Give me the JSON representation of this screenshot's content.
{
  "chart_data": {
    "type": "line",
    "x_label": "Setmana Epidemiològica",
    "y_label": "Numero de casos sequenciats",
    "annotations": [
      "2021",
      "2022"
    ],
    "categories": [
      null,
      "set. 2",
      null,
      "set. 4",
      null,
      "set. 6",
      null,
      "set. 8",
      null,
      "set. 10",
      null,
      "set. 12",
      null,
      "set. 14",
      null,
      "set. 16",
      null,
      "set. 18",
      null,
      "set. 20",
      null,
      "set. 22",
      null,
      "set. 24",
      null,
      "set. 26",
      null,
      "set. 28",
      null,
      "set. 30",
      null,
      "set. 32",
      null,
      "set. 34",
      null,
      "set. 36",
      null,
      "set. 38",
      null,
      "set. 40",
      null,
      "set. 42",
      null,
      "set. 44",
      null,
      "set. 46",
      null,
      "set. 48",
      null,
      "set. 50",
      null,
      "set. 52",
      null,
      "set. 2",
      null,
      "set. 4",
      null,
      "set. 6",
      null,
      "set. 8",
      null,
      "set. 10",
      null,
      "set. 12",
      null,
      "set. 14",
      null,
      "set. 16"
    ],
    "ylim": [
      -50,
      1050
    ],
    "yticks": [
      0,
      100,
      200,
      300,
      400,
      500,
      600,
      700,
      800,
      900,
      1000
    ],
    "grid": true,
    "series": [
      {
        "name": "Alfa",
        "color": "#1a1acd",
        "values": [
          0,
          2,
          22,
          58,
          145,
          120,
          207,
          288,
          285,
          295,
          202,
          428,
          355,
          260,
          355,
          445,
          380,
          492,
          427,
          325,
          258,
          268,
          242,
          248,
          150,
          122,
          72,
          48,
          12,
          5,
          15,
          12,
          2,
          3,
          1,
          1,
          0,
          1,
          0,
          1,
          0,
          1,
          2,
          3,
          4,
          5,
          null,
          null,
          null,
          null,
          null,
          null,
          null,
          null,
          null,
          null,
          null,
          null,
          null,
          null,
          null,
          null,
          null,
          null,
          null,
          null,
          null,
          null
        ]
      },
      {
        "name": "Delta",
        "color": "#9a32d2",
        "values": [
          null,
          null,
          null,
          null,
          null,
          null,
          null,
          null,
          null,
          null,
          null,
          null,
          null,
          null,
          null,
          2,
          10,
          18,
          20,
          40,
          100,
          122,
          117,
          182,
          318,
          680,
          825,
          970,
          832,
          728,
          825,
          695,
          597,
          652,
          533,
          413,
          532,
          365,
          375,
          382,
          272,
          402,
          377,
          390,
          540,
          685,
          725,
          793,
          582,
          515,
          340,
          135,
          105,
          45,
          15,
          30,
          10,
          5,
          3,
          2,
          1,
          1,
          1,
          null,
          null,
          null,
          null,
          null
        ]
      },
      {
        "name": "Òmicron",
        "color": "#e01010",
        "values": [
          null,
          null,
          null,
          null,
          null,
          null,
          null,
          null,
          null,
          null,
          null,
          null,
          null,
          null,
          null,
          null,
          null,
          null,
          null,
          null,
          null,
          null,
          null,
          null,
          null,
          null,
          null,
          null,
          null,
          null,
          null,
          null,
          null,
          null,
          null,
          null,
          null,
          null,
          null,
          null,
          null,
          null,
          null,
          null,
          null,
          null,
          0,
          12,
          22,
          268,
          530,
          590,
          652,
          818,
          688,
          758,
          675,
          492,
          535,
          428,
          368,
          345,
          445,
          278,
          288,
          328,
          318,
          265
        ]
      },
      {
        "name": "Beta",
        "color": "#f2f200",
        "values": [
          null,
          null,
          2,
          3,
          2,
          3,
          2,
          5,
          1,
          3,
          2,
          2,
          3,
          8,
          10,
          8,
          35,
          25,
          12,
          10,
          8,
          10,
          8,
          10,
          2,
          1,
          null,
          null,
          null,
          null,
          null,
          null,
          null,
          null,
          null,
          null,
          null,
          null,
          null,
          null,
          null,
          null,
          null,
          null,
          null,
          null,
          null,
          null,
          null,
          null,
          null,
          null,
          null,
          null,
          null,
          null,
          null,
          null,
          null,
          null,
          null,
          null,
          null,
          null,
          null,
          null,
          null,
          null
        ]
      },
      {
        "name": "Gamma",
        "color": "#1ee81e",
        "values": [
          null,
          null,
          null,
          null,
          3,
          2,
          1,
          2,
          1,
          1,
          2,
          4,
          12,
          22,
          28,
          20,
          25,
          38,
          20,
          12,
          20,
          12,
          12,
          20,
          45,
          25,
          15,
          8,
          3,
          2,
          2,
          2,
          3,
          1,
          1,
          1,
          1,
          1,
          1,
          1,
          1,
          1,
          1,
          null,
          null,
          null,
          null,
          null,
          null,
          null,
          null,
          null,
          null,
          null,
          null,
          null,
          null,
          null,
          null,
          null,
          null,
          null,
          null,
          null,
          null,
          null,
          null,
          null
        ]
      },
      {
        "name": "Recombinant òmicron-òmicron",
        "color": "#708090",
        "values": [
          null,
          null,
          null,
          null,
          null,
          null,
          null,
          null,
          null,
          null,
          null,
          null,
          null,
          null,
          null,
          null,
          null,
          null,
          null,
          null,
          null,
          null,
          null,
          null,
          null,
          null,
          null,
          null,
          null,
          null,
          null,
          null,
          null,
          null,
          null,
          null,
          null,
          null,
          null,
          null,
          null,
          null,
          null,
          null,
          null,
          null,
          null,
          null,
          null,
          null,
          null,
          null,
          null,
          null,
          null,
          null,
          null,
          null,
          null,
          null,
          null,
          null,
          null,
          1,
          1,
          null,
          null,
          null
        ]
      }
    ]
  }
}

= = = = = = =

GIVEN REQUEST =
Extract each entry in full and write it down exactly.

RESULT OF THE TASK =
Give me the JSON representation of this screenshot's content.
{
  "chart_data": {
    "type": "line",
    "x_label": "Setmana Epidemiològica",
    "y_label": "Numero de casos sequenciats",
    "annotations": [
      "2021",
      "2022"
    ],
    "categories": [
      null,
      "set. 2",
      null,
      "set. 4",
      null,
      "set. 6",
      null,
      "set. 8",
      null,
      "set. 10",
      null,
      "set. 12",
      null,
      "set. 14",
      null,
      "set. 16",
      null,
      "set. 18",
      null,
      "set. 20",
      null,
      "set. 22",
      null,
      "set. 24",
      null,
      "set. 26",
      null,
      "set. 28",
      null,
      "set. 30",
      null,
      "set. 32",
      null,
      "set. 34",
      null,
      "set. 36",
      null,
      "set. 38",
      null,
      "set. 40",
      null,
      "set. 42",
      null,
      "set. 44",
      null,
      "set. 46",
      null,
      "set. 48",
      null,
      "set. 50",
      null,
      "set. 52",
      null,
      "set. 2",
      null,
      "set. 4",
      null,
      "set. 6",
      null,
      "set. 8",
      null,
      "set. 10",
      null,
      "set. 12",
      null,
      "set. 14",
      null,
      "set. 16"
    ],
    "ylim": [
      -50,
      1050
    ],
    "yticks": [
      0,
      100,
      200,
      300,
      400,
      500,
      600,
      700,
      800,
      900,
      1000
    ],
    "grid": true,
    "series": [
      {
        "name": "Alfa",
        "color": "#1a1acd",
        "values": [
          0,
          2,
          22,
          58,
          145,
          120,
          207,
          288,
          285,
          295,
          202,
          428,
          355,
          260,
          355,
          445,
          380,
          492,
          427,
          325,
          258,
          268,
          242,
          248,
          150,
          122,
          72,
          48,
          12,
          5,
          15,
          12,
          2,
          3,
          1,
          1,
          0,
          1,
          0,
          1,
          0,
          1,
          2,
          3,
          4,
          5,
          null,
          null,
          null,
          null,
          null,
          null,
          null,
          null,
          null,
          null,
          null,
          null,
          null,
          null,
          null,
          null,
          null,
          null,
          null,
          null,
          null,
          null
        ]
      },
      {
        "name": "Delta",
        "color": "#9a32d2",
        "values": [
          null,
          null,
          null,
          null,
          null,
          null,
          null,
          null,
          null,
          null,
          null,
          null,
          null,
          null,
          null,
          2,
          10,
          18,
          20,
          40,
          100,
          122,
          117,
          182,
          318,
          680,
          825,
          970,
          832,
          728,
          825,
          695,
          597,
          652,
          533,
          413,
          532,
          365,
          375,
          382,
          272,
          402,
          377,
          390,
          540,
          685,
          725,
          793,
          582,
          515,
          340,
          135,
          105,
          45,
          15,
          30,
          10,
          5,
          3,
          2,
          1,
          1,
          1,
          null,
          null,
          null,
          null,
          null
        ]
      },
      {
        "name": "Òmicron",
        "color": "#e01010",
        "values": [
          null,
          null,
          null,
          null,
          null,
          null,
          null,
          null,
          null,
          null,
          null,
          null,
          null,
          null,
          null,
          null,
          null,
          null,
          null,
          null,
          null,
          null,
          null,
          null,
          null,
          null,
          null,
          null,
          null,
          null,
          null,
          null,
          null,
          null,
          null,
          null,
          null,
          null,
          null,
          null,
          null,
          null,
          null,
          null,
          null,
          null,
          0,
          12,
          22,
          268,
          530,
          590,
          652,
          818,
          688,
          758,
          675,
          492,
          535,
          428,
          368,
          345,
          445,
          278,
          288,
          328,
          318,
          265
        ]
      },
      {
        "name": "Beta",
        "color": "#f2f200",
        "values": [
          null,
          null,
          2,
          3,
          2,
          3,
          2,
          5,
          1,
          3,
          2,
          2,
          3,
          8,
          10,
          8,
          35,
          25,
          12,
          10,
          8,
          10,
          8,
          10,
          2,
          1,
          null,
          null,
          null,
          null,
          null,
          null,
          null,
          null,
          null,
          null,
          null,
          null,
          null,
          null,
          null,
          null,
          null,
          null,
          null,
          null,
          null,
          null,
          null,
          null,
          null,
          null,
          null,
          null,
          null,
          null,
          null,
          null,
          null,
          null,
          null,
          null,
          null,
          null,
          null,
          null,
          null,
          null
        ]
      },
      {
        "name": "Gamma",
        "color": "#1ee81e",
        "values": [
          null,
          null,
          null,
          null,
          3,
          2,
          1,
          2,
          1,
          1,
          2,
          4,
          12,
          22,
          28,
          20,
          25,
          38,
          20,
          12,
          20,
          12,
          12,
          20,
          45,
          25,
          15,
          8,
          3,
          2,
          2,
          2,
          3,
          1,
          1,
          1,
          1,
          1,
          1,
          1,
          1,
          1,
          1,
          null,
          null,
          null,
          null,
          null,
          null,
          null,
          null,
          null,
          null,
          null,
          null,
          null,
          null,
          null,
          null,
          null,
          null,
          null,
          null,
          null,
          null,
          null,
          null,
          null
        ]
      },
      {
        "name": "Recombinant òmicron-òmicron",
        "color": "#708090",
        "values": [
          null,
          null,
          null,
          null,
          null,
          null,
          null,
          null,
          null,
          null,
          null,
          null,
          null,
          null,
          null,
          null,
          null,
          null,
          null,
          null,
          null,
          null,
          null,
          null,
          null,
          null,
          null,
          null,
          null,
          null,
          null,
          null,
          null,
          null,
          null,
          null,
          null,
          null,
          null,
          null,
          null,
          null,
          null,
          null,
          null,
          null,
          null,
          null,
          null,
          null,
          null,
          null,
          null,
          null,
          null,
          null,
          null,
          null,
          null,
          null,
          null,
          null,
          null,
          1,
          1,
          null,
          null,
          null
        ]
      }
    ]
  }
}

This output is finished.